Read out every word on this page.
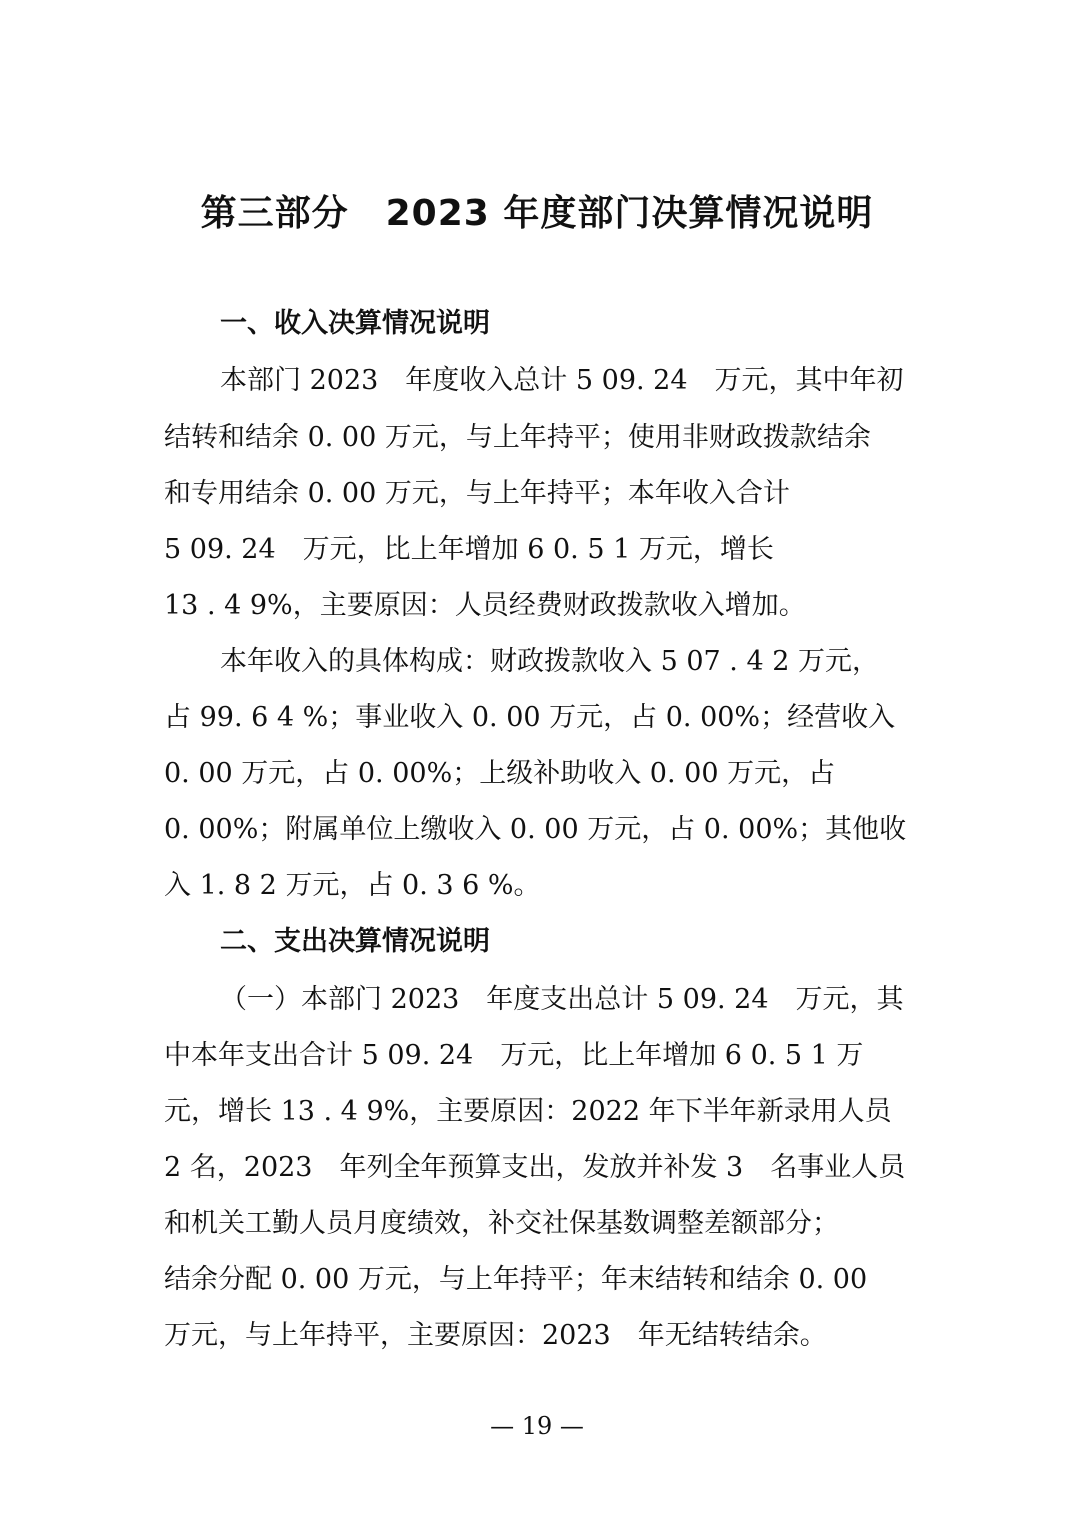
第三部分　2023 年度部门决算情况说明
一、收入决算情况说明
本部门 2023　年度收入总计 5 09. 24　万元，其中年初
结转和结余 0. 00 万元，与上年持平；使用非财政拨款结余
和专用结余 0. 00 万元，与上年持平；本年收入合计
5 09. 24　万元，比上年增加 6 0. 5 1 万元，增长
13 . 4 9%，主要原因：人员经费财政拨款收入增加。
本年收入的具体构成：财政拨款收入 5 07 . 4 2 万元，
占 99. 6 4 %；事业收入 0. 00 万元，占 0. 00%；经营收入
0. 00 万元，占 0. 00%；上级补助收入 0. 00 万元，占
0. 00%；附属单位上缴收入 0. 00 万元，占 0. 00%；其他收
入 1. 8 2 万元，占 0. 3 6 %。
二、支出决算情况说明
（一）本部门 2023　年度支出总计 5 09. 24　万元，其
中本年支出合计 5 09. 24　万元，比上年增加 6 0. 5 1 万
元，增长 13 . 4 9%，主要原因：2022 年下半年新录用人员
2 名，2023　年列全年预算支出，发放并补发 3　名事业人员
和机关工勤人员月度绩效，补交社保基数调整差额部分；
结余分配 0. 00 万元，与上年持平；年末结转和结余 0. 00
万元，与上年持平，主要原因：2023　年无结转结余。
— 19 —
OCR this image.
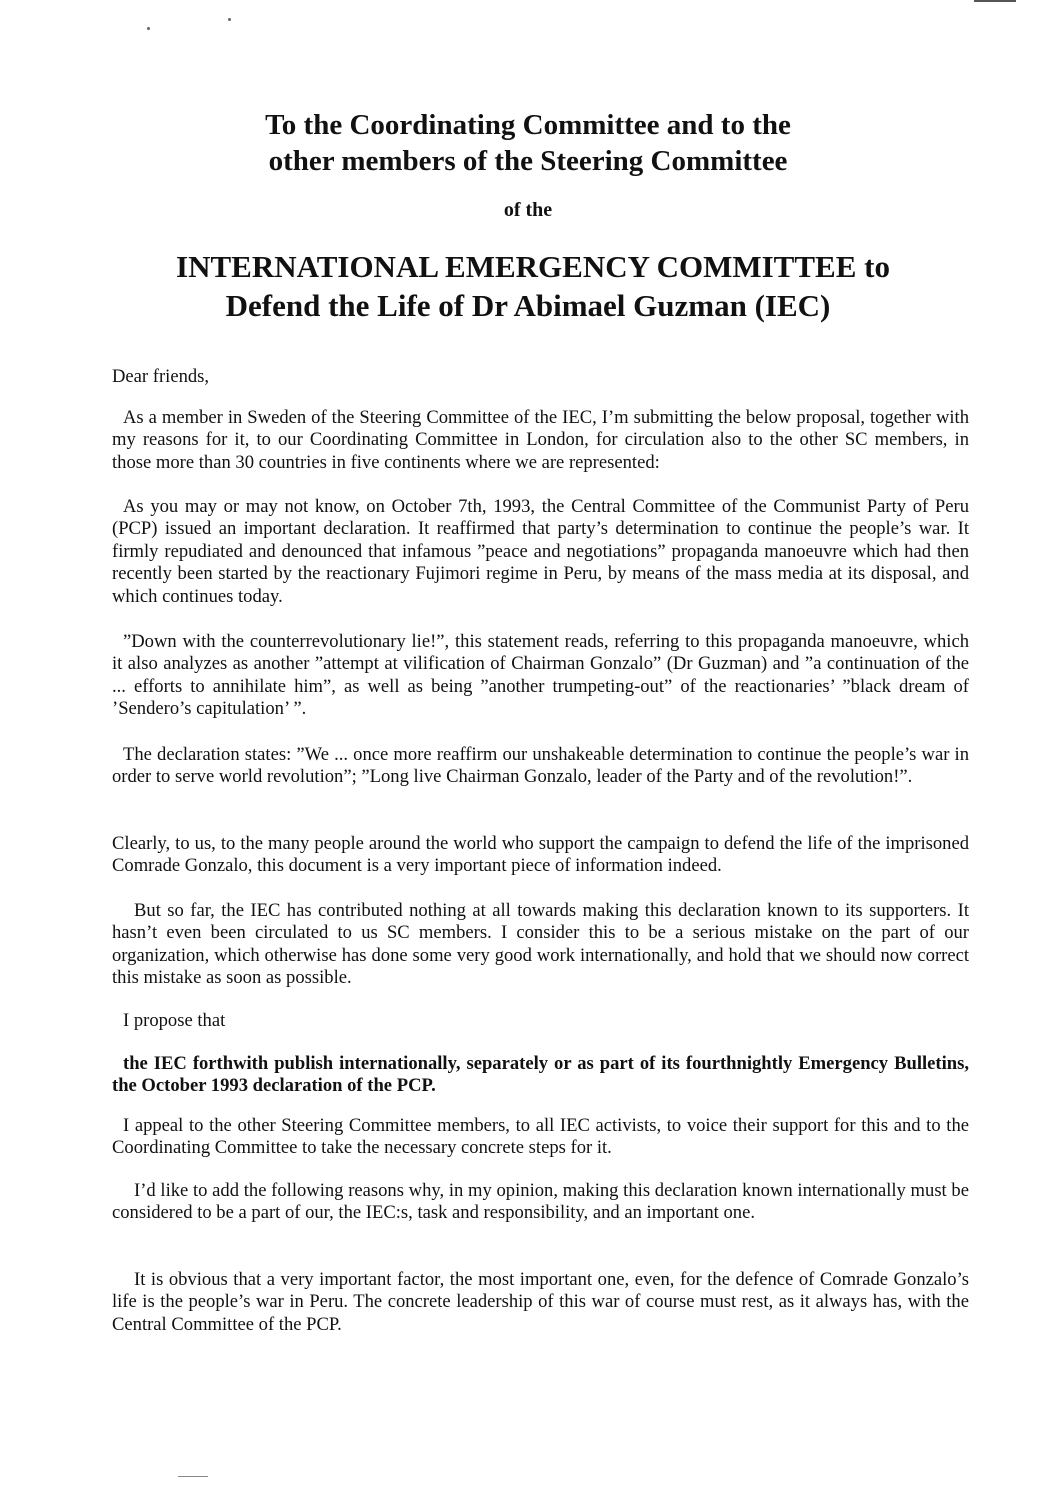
To the Coordinating Committee and to the
other members of the Steering Committee
of the
INTERNATIONAL EMERGENCY COMMITTEE to
Defend the Life of Dr Abimael Guzman (IEC)
Dear friends,
As a member in Sweden of the Steering Committee of the IEC, I’m submitting the below proposal, together with my reasons for it, to our Coordinating Committee in London, for circulation also to the other SC members, in those more than 30 countries in five continents where we are represented:
As you may or may not know, on October 7th, 1993, the Central Committee of the Communist Party of Peru (PCP) issued an important declaration. It reaffirmed that party’s determination to continue the people’s war. It firmly repudiated and denounced that infamous ”peace and negotiations” propaganda manoeuvre which had then recently been started by the reactionary Fujimori regime in Peru, by means of the mass media at its disposal, and which continues today.
”Down with the counterrevolutionary lie!”, this statement reads, referring to this propaganda manoeuvre, which it also analyzes as another ”attempt at vilification of Chairman Gonzalo” (Dr Guzman) and ”a continuation of the ... efforts to annihilate him”, as well as being ”another trumpeting-out” of the reactionaries’ ”black dream of ’Sendero’s capitulation’ ”.
The declaration states: ”We ... once more reaffirm our unshakeable determination to continue the people’s war in order to serve world revolution”; ”Long live Chairman Gonzalo, leader of the Party and of the revolution!”.
Clearly, to us, to the many people around the world who support the campaign to defend the life of the imprisoned Comrade Gonzalo, this document is a very important piece of information indeed.
But so far, the IEC has contributed nothing at all towards making this declaration known to its supporters. It hasn’t even been circulated to us SC members. I consider this to be a serious mistake on the part of our organization, which otherwise has done some very good work internationally, and hold that we should now correct this mistake as soon as possible.
I propose that
the IEC forthwith publish internationally, separately or as part of its fourthnightly Emergency Bulletins, the October 1993 declaration of the PCP.
I appeal to the other Steering Committee members, to all IEC activists, to voice their support for this and to the Coordinating Committee to take the necessary concrete steps for it.
I’d like to add the following reasons why, in my opinion, making this declaration known internationally must be considered to be a part of our, the IEC:s, task and responsibility, and an important one.
It is obvious that a very important factor, the most important one, even, for the defence of Comrade Gonzalo’s life is the people’s war in Peru. The concrete leadership of this war of course must rest, as it always has, with the Central Committee of the PCP.
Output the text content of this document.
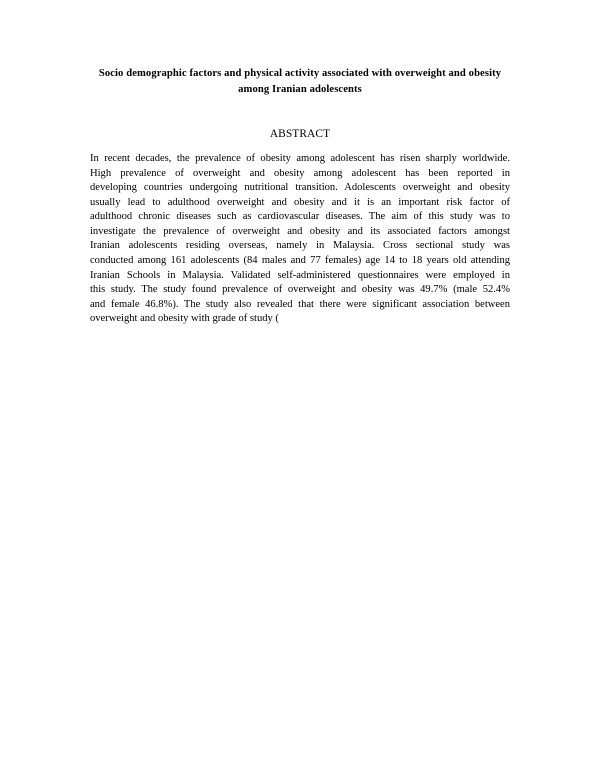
Socio demographic factors and physical activity associated with overweight and obesity
among Iranian adolescents
ABSTRACT
In recent decades, the prevalence of obesity among adolescent has risen sharply worldwide.
High prevalence of overweight and obesity among adolescent has been reported in
developing countries undergoing nutritional transition. Adolescents overweight and obesity
usually lead to adulthood overweight and obesity and it is an important risk factor of
adulthood chronic diseases such as cardiovascular diseases. The aim of this study was to
investigate the prevalence of overweight and obesity and its associated factors amongst
Iranian adolescents residing overseas, namely in Malaysia. Cross sectional study was
conducted among 161 adolescents (84 males and 77 females) age 14 to 18 years old attending
Iranian Schools in Malaysia. Validated self-administered questionnaires were employed in
this study. The study found prevalence of overweight and obesity was 49.7% (male 52.4%
and female 46.8%). The study also revealed that there were significant association between
overweight and obesity with grade of study (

============

**Instructions for the task**
Find each line holding the string "propaganda" and copy it out.

**Solution for this problem**
As you may or may not know, on October 7th, 1993, the Central Committee of the Communist Party of Peru (PCP) issued an important declaration. It reaffirmed that party’s determination to continue the people’s war. It firmly repudiated and denounced that infamous ”peace and negotiations” propaganda manoeuvre which had then recently been started by the reactionary Fujimori regime in Peru, by means of the mass media at its disposal, and which continues today.
”Down with the counterrevolutionary lie!”, this statement reads, referring to this propaganda manoeuvre, which it also analyzes as another ”attempt at vilification of Chairman Gonzalo” (Dr Guzman) and ”a continuation of the ... efforts to annihilate him”, as well as being ”another trumpeting-out” of the reactionaries’ ”black dream of ’Sendero’s capitulation’ ”.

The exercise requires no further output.